**AIM OF THE TASK**
The entries below are to be repeated exactly as they stand.

Dataset entries on figures:
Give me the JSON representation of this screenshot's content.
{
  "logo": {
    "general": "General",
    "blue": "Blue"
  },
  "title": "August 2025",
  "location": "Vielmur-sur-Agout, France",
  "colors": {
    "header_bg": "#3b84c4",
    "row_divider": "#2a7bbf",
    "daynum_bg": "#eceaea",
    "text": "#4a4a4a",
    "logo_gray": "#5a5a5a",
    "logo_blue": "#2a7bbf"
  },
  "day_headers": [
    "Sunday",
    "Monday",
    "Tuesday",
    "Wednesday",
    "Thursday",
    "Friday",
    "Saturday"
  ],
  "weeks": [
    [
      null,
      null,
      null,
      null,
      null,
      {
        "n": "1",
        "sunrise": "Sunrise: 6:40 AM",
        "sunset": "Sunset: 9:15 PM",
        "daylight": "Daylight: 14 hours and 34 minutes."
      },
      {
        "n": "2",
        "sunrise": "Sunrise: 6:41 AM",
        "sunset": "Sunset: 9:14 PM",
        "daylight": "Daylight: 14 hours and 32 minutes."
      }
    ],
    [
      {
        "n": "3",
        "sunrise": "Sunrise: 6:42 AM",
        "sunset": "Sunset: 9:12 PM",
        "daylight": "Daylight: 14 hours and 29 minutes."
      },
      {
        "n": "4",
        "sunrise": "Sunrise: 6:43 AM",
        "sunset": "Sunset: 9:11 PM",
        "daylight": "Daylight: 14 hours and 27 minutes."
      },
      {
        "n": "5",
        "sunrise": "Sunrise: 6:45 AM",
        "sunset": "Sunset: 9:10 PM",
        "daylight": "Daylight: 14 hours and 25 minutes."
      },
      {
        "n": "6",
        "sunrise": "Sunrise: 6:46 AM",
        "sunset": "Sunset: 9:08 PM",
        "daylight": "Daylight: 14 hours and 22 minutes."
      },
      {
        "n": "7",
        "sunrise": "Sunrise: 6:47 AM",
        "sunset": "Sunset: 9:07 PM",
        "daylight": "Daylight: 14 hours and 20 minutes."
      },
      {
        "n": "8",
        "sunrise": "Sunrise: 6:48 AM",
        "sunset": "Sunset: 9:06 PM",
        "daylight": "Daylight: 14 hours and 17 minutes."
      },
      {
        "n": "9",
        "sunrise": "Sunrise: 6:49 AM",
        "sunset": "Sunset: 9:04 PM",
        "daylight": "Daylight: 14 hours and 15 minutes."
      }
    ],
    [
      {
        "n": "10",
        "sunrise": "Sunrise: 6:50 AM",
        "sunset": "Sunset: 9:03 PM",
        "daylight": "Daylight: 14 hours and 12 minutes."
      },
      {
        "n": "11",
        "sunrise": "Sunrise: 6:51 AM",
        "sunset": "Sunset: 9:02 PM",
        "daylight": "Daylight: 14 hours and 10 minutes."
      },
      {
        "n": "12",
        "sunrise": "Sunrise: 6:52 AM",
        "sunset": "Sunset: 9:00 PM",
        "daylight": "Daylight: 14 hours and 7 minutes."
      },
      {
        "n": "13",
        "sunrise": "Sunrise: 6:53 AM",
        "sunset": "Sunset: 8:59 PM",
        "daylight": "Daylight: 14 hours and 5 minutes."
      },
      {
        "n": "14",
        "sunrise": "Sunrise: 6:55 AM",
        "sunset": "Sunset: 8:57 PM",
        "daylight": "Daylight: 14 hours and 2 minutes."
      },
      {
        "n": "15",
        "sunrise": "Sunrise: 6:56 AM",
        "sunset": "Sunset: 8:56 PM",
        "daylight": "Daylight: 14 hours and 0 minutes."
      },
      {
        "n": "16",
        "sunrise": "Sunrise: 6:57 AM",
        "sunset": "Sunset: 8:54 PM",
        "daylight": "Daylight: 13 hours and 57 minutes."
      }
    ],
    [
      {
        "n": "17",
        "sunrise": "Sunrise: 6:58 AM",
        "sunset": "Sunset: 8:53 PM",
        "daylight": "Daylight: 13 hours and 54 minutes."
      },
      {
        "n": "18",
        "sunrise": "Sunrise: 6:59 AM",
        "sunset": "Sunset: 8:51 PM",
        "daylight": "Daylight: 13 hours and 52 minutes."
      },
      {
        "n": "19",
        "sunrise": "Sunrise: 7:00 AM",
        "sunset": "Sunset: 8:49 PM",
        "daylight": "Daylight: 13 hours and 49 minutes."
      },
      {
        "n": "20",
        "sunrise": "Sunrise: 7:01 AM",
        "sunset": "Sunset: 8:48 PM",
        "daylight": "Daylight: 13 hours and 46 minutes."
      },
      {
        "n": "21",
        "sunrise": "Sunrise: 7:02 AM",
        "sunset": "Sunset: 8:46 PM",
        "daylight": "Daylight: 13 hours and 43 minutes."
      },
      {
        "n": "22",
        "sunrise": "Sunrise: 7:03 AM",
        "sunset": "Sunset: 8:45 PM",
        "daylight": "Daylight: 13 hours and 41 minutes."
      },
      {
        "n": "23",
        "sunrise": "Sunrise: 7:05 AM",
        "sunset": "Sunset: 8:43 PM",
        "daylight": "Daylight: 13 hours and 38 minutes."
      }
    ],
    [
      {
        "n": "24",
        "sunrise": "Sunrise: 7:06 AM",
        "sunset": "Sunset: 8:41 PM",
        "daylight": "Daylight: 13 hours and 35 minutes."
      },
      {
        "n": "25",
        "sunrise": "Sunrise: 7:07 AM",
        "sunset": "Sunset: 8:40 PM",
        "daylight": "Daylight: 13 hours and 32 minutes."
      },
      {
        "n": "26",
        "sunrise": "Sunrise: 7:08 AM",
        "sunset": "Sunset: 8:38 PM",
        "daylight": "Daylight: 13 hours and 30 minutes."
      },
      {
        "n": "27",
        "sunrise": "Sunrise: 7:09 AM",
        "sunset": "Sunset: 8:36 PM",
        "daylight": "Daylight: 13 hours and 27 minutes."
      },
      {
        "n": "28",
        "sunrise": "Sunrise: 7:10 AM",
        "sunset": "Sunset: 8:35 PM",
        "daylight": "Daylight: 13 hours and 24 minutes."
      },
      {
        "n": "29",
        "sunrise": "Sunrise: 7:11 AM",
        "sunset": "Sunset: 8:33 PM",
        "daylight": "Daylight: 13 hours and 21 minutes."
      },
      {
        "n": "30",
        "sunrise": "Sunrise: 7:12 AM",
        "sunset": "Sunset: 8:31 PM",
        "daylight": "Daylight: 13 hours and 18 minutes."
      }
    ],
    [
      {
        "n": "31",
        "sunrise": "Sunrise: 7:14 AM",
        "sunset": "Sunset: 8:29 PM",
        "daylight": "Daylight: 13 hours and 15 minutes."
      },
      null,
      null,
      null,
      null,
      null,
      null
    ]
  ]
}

**WRITTEN SOLUTION**
Give me the JSON representation of this screenshot's content.
{
  "logo": {
    "general": "General",
    "blue": "Blue"
  },
  "title": "August 2025",
  "location": "Vielmur-sur-Agout, France",
  "colors": {
    "header_bg": "#3b84c4",
    "row_divider": "#2a7bbf",
    "daynum_bg": "#eceaea",
    "text": "#4a4a4a",
    "logo_gray": "#5a5a5a",
    "logo_blue": "#2a7bbf"
  },
  "day_headers": [
    "Sunday",
    "Monday",
    "Tuesday",
    "Wednesday",
    "Thursday",
    "Friday",
    "Saturday"
  ],
  "weeks": [
    [
      null,
      null,
      null,
      null,
      null,
      {
        "n": "1",
        "sunrise": "Sunrise: 6:40 AM",
        "sunset": "Sunset: 9:15 PM",
        "daylight": "Daylight: 14 hours and 34 minutes."
      },
      {
        "n": "2",
        "sunrise": "Sunrise: 6:41 AM",
        "sunset": "Sunset: 9:14 PM",
        "daylight": "Daylight: 14 hours and 32 minutes."
      }
    ],
    [
      {
        "n": "3",
        "sunrise": "Sunrise: 6:42 AM",
        "sunset": "Sunset: 9:12 PM",
        "daylight": "Daylight: 14 hours and 29 minutes."
      },
      {
        "n": "4",
        "sunrise": "Sunrise: 6:43 AM",
        "sunset": "Sunset: 9:11 PM",
        "daylight": "Daylight: 14 hours and 27 minutes."
      },
      {
        "n": "5",
        "sunrise": "Sunrise: 6:45 AM",
        "sunset": "Sunset: 9:10 PM",
        "daylight": "Daylight: 14 hours and 25 minutes."
      },
      {
        "n": "6",
        "sunrise": "Sunrise: 6:46 AM",
        "sunset": "Sunset: 9:08 PM",
        "daylight": "Daylight: 14 hours and 22 minutes."
      },
      {
        "n": "7",
        "sunrise": "Sunrise: 6:47 AM",
        "sunset": "Sunset: 9:07 PM",
        "daylight": "Daylight: 14 hours and 20 minutes."
      },
      {
        "n": "8",
        "sunrise": "Sunrise: 6:48 AM",
        "sunset": "Sunset: 9:06 PM",
        "daylight": "Daylight: 14 hours and 17 minutes."
      },
      {
        "n": "9",
        "sunrise": "Sunrise: 6:49 AM",
        "sunset": "Sunset: 9:04 PM",
        "daylight": "Daylight: 14 hours and 15 minutes."
      }
    ],
    [
      {
        "n": "10",
        "sunrise": "Sunrise: 6:50 AM",
        "sunset": "Sunset: 9:03 PM",
        "daylight": "Daylight: 14 hours and 12 minutes."
      },
      {
        "n": "11",
        "sunrise": "Sunrise: 6:51 AM",
        "sunset": "Sunset: 9:02 PM",
        "daylight": "Daylight: 14 hours and 10 minutes."
      },
      {
        "n": "12",
        "sunrise": "Sunrise: 6:52 AM",
        "sunset": "Sunset: 9:00 PM",
        "daylight": "Daylight: 14 hours and 7 minutes."
      },
      {
        "n": "13",
        "sunrise": "Sunrise: 6:53 AM",
        "sunset": "Sunset: 8:59 PM",
        "daylight": "Daylight: 14 hours and 5 minutes."
      },
      {
        "n": "14",
        "sunrise": "Sunrise: 6:55 AM",
        "sunset": "Sunset: 8:57 PM",
        "daylight": "Daylight: 14 hours and 2 minutes."
      },
      {
        "n": "15",
        "sunrise": "Sunrise: 6:56 AM",
        "sunset": "Sunset: 8:56 PM",
        "daylight": "Daylight: 14 hours and 0 minutes."
      },
      {
        "n": "16",
        "sunrise": "Sunrise: 6:57 AM",
        "sunset": "Sunset: 8:54 PM",
        "daylight": "Daylight: 13 hours and 57 minutes."
      }
    ],
    [
      {
        "n": "17",
        "sunrise": "Sunrise: 6:58 AM",
        "sunset": "Sunset: 8:53 PM",
        "daylight": "Daylight: 13 hours and 54 minutes."
      },
      {
        "n": "18",
        "sunrise": "Sunrise: 6:59 AM",
        "sunset": "Sunset: 8:51 PM",
        "daylight": "Daylight: 13 hours and 52 minutes."
      },
      {
        "n": "19",
        "sunrise": "Sunrise: 7:00 AM",
        "sunset": "Sunset: 8:49 PM",
        "daylight": "Daylight: 13 hours and 49 minutes."
      },
      {
        "n": "20",
        "sunrise": "Sunrise: 7:01 AM",
        "sunset": "Sunset: 8:48 PM",
        "daylight": "Daylight: 13 hours and 46 minutes."
      },
      {
        "n": "21",
        "sunrise": "Sunrise: 7:02 AM",
        "sunset": "Sunset: 8:46 PM",
        "daylight": "Daylight: 13 hours and 43 minutes."
      },
      {
        "n": "22",
        "sunrise": "Sunrise: 7:03 AM",
        "sunset": "Sunset: 8:45 PM",
        "daylight": "Daylight: 13 hours and 41 minutes."
      },
      {
        "n": "23",
        "sunrise": "Sunrise: 7:05 AM",
        "sunset": "Sunset: 8:43 PM",
        "daylight": "Daylight: 13 hours and 38 minutes."
      }
    ],
    [
      {
        "n": "24",
        "sunrise": "Sunrise: 7:06 AM",
        "sunset": "Sunset: 8:41 PM",
        "daylight": "Daylight: 13 hours and 35 minutes."
      },
      {
        "n": "25",
        "sunrise": "Sunrise: 7:07 AM",
        "sunset": "Sunset: 8:40 PM",
        "daylight": "Daylight: 13 hours and 32 minutes."
      },
      {
        "n": "26",
        "sunrise": "Sunrise: 7:08 AM",
        "sunset": "Sunset: 8:38 PM",
        "daylight": "Daylight: 13 hours and 30 minutes."
      },
      {
        "n": "27",
        "sunrise": "Sunrise: 7:09 AM",
        "sunset": "Sunset: 8:36 PM",
        "daylight": "Daylight: 13 hours and 27 minutes."
      },
      {
        "n": "28",
        "sunrise": "Sunrise: 7:10 AM",
        "sunset": "Sunset: 8:35 PM",
        "daylight": "Daylight: 13 hours and 24 minutes."
      },
      {
        "n": "29",
        "sunrise": "Sunrise: 7:11 AM",
        "sunset": "Sunset: 8:33 PM",
        "daylight": "Daylight: 13 hours and 21 minutes."
      },
      {
        "n": "30",
        "sunrise": "Sunrise: 7:12 AM",
        "sunset": "Sunset: 8:31 PM",
        "daylight": "Daylight: 13 hours and 18 minutes."
      }
    ],
    [
      {
        "n": "31",
        "sunrise": "Sunrise: 7:14 AM",
        "sunset": "Sunset: 8:29 PM",
        "daylight": "Daylight: 13 hours and 15 minutes."
      },
      null,
      null,
      null,
      null,
      null,
      null
    ]
  ]
}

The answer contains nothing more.